• [MATERIAL TO PROCESS]
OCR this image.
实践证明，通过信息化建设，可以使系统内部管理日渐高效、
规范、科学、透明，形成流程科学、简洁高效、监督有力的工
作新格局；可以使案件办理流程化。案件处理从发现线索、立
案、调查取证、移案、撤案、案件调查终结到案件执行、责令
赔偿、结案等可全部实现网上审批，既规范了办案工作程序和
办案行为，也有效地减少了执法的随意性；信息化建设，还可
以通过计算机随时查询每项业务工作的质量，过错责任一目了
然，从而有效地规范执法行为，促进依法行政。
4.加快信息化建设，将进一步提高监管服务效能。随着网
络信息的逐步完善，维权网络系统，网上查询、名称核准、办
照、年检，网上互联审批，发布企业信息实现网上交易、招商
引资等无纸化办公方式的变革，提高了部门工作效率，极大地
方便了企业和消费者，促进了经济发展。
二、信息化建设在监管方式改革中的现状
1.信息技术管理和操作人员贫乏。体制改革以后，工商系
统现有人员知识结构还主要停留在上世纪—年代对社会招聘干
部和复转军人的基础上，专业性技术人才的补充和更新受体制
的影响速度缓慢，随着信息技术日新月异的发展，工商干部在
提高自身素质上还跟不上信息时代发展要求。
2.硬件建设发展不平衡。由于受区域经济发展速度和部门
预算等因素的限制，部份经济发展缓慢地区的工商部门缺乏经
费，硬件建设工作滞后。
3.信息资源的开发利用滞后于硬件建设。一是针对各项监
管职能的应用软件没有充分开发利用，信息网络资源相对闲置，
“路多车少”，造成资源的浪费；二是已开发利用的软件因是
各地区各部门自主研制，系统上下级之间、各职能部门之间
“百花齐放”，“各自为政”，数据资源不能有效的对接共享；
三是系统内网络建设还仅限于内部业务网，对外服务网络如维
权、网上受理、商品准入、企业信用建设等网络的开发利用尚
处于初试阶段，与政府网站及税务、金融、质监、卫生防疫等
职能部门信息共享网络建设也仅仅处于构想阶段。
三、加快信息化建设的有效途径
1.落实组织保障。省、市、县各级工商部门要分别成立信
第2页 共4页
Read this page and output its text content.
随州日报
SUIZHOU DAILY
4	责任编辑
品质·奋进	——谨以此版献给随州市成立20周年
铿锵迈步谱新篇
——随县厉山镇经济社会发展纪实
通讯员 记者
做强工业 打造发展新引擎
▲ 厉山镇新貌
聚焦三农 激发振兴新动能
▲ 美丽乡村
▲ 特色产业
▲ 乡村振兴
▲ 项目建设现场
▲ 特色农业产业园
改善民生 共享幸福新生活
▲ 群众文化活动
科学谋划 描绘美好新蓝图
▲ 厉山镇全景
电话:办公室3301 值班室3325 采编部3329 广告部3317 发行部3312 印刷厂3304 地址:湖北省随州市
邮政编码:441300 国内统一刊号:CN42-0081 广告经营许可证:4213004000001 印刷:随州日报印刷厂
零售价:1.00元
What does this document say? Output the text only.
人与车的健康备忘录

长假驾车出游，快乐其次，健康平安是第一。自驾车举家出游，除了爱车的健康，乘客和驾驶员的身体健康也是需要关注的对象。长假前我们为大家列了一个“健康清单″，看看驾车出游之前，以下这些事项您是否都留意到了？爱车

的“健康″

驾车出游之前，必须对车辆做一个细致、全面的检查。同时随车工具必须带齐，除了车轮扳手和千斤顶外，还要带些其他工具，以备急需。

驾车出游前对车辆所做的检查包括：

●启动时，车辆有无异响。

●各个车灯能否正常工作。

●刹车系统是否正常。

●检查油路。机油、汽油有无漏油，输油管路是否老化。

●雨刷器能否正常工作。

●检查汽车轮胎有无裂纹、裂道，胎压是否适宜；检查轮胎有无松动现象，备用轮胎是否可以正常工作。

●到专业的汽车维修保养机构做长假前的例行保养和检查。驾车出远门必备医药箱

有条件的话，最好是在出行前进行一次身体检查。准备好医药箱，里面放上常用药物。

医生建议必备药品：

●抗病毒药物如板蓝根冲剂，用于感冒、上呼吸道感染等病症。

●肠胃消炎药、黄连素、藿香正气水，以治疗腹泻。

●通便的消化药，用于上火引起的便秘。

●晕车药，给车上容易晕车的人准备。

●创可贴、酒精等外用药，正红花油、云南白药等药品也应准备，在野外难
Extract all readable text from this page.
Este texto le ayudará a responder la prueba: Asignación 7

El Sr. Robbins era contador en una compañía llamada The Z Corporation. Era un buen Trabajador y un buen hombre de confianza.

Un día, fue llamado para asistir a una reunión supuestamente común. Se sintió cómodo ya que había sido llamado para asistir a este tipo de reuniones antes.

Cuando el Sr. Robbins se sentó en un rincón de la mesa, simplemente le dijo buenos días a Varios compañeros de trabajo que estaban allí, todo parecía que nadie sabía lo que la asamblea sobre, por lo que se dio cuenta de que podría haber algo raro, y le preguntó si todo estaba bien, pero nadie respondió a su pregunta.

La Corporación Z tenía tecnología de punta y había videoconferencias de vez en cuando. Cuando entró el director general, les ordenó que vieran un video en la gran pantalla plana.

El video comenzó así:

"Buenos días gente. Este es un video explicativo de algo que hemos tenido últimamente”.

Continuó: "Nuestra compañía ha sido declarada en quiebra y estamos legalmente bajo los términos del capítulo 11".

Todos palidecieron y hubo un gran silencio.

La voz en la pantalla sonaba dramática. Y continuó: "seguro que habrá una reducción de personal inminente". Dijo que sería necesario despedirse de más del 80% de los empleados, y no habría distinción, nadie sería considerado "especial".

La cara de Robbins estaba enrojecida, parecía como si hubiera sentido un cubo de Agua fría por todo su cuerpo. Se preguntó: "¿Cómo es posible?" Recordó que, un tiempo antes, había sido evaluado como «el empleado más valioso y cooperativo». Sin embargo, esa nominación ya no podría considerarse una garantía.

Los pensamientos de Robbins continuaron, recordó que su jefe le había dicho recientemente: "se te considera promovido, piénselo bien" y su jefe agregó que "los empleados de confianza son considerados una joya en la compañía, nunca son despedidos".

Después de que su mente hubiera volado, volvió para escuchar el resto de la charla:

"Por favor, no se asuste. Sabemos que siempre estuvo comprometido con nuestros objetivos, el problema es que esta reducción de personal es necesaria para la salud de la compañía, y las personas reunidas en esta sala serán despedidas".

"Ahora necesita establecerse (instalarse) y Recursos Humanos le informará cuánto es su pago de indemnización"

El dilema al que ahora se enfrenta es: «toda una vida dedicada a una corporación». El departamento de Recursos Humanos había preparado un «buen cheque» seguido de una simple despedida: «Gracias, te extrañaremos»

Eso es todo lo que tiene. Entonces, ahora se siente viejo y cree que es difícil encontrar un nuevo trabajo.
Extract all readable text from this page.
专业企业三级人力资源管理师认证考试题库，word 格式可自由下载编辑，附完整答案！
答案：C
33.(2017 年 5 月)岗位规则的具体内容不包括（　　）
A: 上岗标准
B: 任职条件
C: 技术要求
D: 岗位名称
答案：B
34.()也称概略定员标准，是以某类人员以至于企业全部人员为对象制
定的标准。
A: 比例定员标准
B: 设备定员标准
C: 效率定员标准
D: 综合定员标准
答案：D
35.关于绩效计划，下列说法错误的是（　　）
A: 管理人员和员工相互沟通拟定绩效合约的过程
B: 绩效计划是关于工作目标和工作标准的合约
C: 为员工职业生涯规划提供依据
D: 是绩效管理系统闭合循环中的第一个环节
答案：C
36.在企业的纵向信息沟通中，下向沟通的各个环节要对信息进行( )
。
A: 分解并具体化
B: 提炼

• [WHAT THE TASK ASKS] Every record above should be output exactly.

• [EXERCISE SOLUTION]
OCR this image.
实践证明，通过信息化建设，可以使系统内部管理日渐高效、
规范、科学、透明，形成流程科学、简洁高效、监督有力的工
作新格局；可以使案件办理流程化。案件处理从发现线索、立
案、调查取证、移案、撤案、案件调查终结到案件执行、责令
赔偿、结案等可全部实现网上审批，既规范了办案工作程序和
办案行为，也有效地减少了执法的随意性；信息化建设，还可
以通过计算机随时查询每项业务工作的质量，过错责任一目了
然，从而有效地规范执法行为，促进依法行政。
4.加快信息化建设，将进一步提高监管服务效能。随着网
络信息的逐步完善，维权网络系统，网上查询、名称核准、办
照、年检，网上互联审批，发布企业信息实现网上交易、招商
引资等无纸化办公方式的变革，提高了部门工作效率，极大地
方便了企业和消费者，促进了经济发展。
二、信息化建设在监管方式改革中的现状
1.信息技术管理和操作人员贫乏。体制改革以后，工商系
统现有人员知识结构还主要停留在上世纪—年代对社会招聘干
部和复转军人的基础上，专业性技术人才的补充和更新受体制
的影响速度缓慢，随着信息技术日新月异的发展，工商干部在
提高自身素质上还跟不上信息时代发展要求。
2.硬件建设发展不平衡。由于受区域经济发展速度和部门
预算等因素的限制，部份经济发展缓慢地区的工商部门缺乏经
费，硬件建设工作滞后。
3.信息资源的开发利用滞后于硬件建设。一是针对各项监
管职能的应用软件没有充分开发利用，信息网络资源相对闲置，
“路多车少”，造成资源的浪费；二是已开发利用的软件因是
各地区各部门自主研制，系统上下级之间、各职能部门之间
“百花齐放”，“各自为政”，数据资源不能有效的对接共享；
三是系统内网络建设还仅限于内部业务网，对外服务网络如维
权、网上受理、商品准入、企业信用建设等网络的开发利用尚
处于初试阶段，与政府网站及税务、金融、质监、卫生防疫等
职能部门信息共享网络建设也仅仅处于构想阶段。
三、加快信息化建设的有效途径
1.落实组织保障。省、市、县各级工商部门要分别成立信
第2页 共4页
Read this page and output its text content.
随州日报
SUIZHOU DAILY
4	责任编辑
品质·奋进	——谨以此版献给随州市成立20周年
铿锵迈步谱新篇
——随县厉山镇经济社会发展纪实
通讯员 记者
做强工业 打造发展新引擎
▲ 厉山镇新貌
聚焦三农 激发振兴新动能
▲ 美丽乡村
▲ 特色产业
▲ 乡村振兴
▲ 项目建设现场
▲ 特色农业产业园
改善民生 共享幸福新生活
▲ 群众文化活动
科学谋划 描绘美好新蓝图
▲ 厉山镇全景
电话:办公室3301 值班室3325 采编部3329 广告部3317 发行部3312 印刷厂3304 地址:湖北省随州市
邮政编码:441300 国内统一刊号:CN42-0081 广告经营许可证:4213004000001 印刷:随州日报印刷厂
零售价:1.00元
What does this document say? Output the text only.
人与车的健康备忘录

长假驾车出游，快乐其次，健康平安是第一。自驾车举家出游，除了爱车的健康，乘客和驾驶员的身体健康也是需要关注的对象。长假前我们为大家列了一个“健康清单″，看看驾车出游之前，以下这些事项您是否都留意到了？爱车

的“健康″

驾车出游之前，必须对车辆做一个细致、全面的检查。同时随车工具必须带齐，除了车轮扳手和千斤顶外，还要带些其他工具，以备急需。

驾车出游前对车辆所做的检查包括：

●启动时，车辆有无异响。

●各个车灯能否正常工作。

●刹车系统是否正常。

●检查油路。机油、汽油有无漏油，输油管路是否老化。

●雨刷器能否正常工作。

●检查汽车轮胎有无裂纹、裂道，胎压是否适宜；检查轮胎有无松动现象，备用轮胎是否可以正常工作。

●到专业的汽车维修保养机构做长假前的例行保养和检查。驾车出远门必备医药箱

有条件的话，最好是在出行前进行一次身体检查。准备好医药箱，里面放上常用药物。

医生建议必备药品：

●抗病毒药物如板蓝根冲剂，用于感冒、上呼吸道感染等病症。

●肠胃消炎药、黄连素、藿香正气水，以治疗腹泻。

●通便的消化药，用于上火引起的便秘。

●晕车药，给车上容易晕车的人准备。

●创可贴、酒精等外用药，正红花油、云南白药等药品也应准备，在野外难
Extract all readable text from this page.
Este texto le ayudará a responder la prueba: Asignación 7

El Sr. Robbins era contador en una compañía llamada The Z Corporation. Era un buen Trabajador y un buen hombre de confianza.

Un día, fue llamado para asistir a una reunión supuestamente común. Se sintió cómodo ya que había sido llamado para asistir a este tipo de reuniones antes.

Cuando el Sr. Robbins se sentó en un rincón de la mesa, simplemente le dijo buenos días a Varios compañeros de trabajo que estaban allí, todo parecía que nadie sabía lo que la asamblea sobre, por lo que se dio cuenta de que podría haber algo raro, y le preguntó si todo estaba bien, pero nadie respondió a su pregunta.

La Corporación Z tenía tecnología de punta y había videoconferencias de vez en cuando. Cuando entró el director general, les ordenó que vieran un video en la gran pantalla plana.

El video comenzó así:

"Buenos días gente. Este es un video explicativo de algo que hemos tenido últimamente”.

Continuó: "Nuestra compañía ha sido declarada en quiebra y estamos legalmente bajo los términos del capítulo 11".

Todos palidecieron y hubo un gran silencio.

La voz en la pantalla sonaba dramática. Y continuó: "seguro que habrá una reducción de personal inminente". Dijo que sería necesario despedirse de más del 80% de los empleados, y no habría distinción, nadie sería considerado "especial".

La cara de Robbins estaba enrojecida, parecía como si hubiera sentido un cubo de Agua fría por todo su cuerpo. Se preguntó: "¿Cómo es posible?" Recordó que, un tiempo antes, había sido evaluado como «el empleado más valioso y cooperativo». Sin embargo, esa nominación ya no podría considerarse una garantía.

Los pensamientos de Robbins continuaron, recordó que su jefe le había dicho recientemente: "se te considera promovido, piénselo bien" y su jefe agregó que "los empleados de confianza son considerados una joya en la compañía, nunca son despedidos".

Después de que su mente hubiera volado, volvió para escuchar el resto de la charla:

"Por favor, no se asuste. Sabemos que siempre estuvo comprometido con nuestros objetivos, el problema es que esta reducción de personal es necesaria para la salud de la compañía, y las personas reunidas en esta sala serán despedidas".

"Ahora necesita establecerse (instalarse) y Recursos Humanos le informará cuánto es su pago de indemnización"

El dilema al que ahora se enfrenta es: «toda una vida dedicada a una corporación». El departamento de Recursos Humanos había preparado un «buen cheque» seguido de una simple despedida: «Gracias, te extrañaremos»

Eso es todo lo que tiene. Entonces, ahora se siente viejo y cree que es difícil encontrar un nuevo trabajo.
Extract all readable text from this page.
专业企业三级人力资源管理师认证考试题库，word 格式可自由下载编辑，附完整答案！
答案：C
33.(2017 年 5 月)岗位规则的具体内容不包括（　　）
A: 上岗标准
B: 任职条件
C: 技术要求
D: 岗位名称
答案：B
34.()也称概略定员标准，是以某类人员以至于企业全部人员为对象制
定的标准。
A: 比例定员标准
B: 设备定员标准
C: 效率定员标准
D: 综合定员标准
答案：D
35.关于绩效计划，下列说法错误的是（　　）
A: 管理人员和员工相互沟通拟定绩效合约的过程
B: 绩效计划是关于工作目标和工作标准的合约
C: 为员工职业生涯规划提供依据
D: 是绩效管理系统闭合循环中的第一个环节
答案：C
36.在企业的纵向信息沟通中，下向沟通的各个环节要对信息进行( )
。
A: 分解并具体化
B: 提炼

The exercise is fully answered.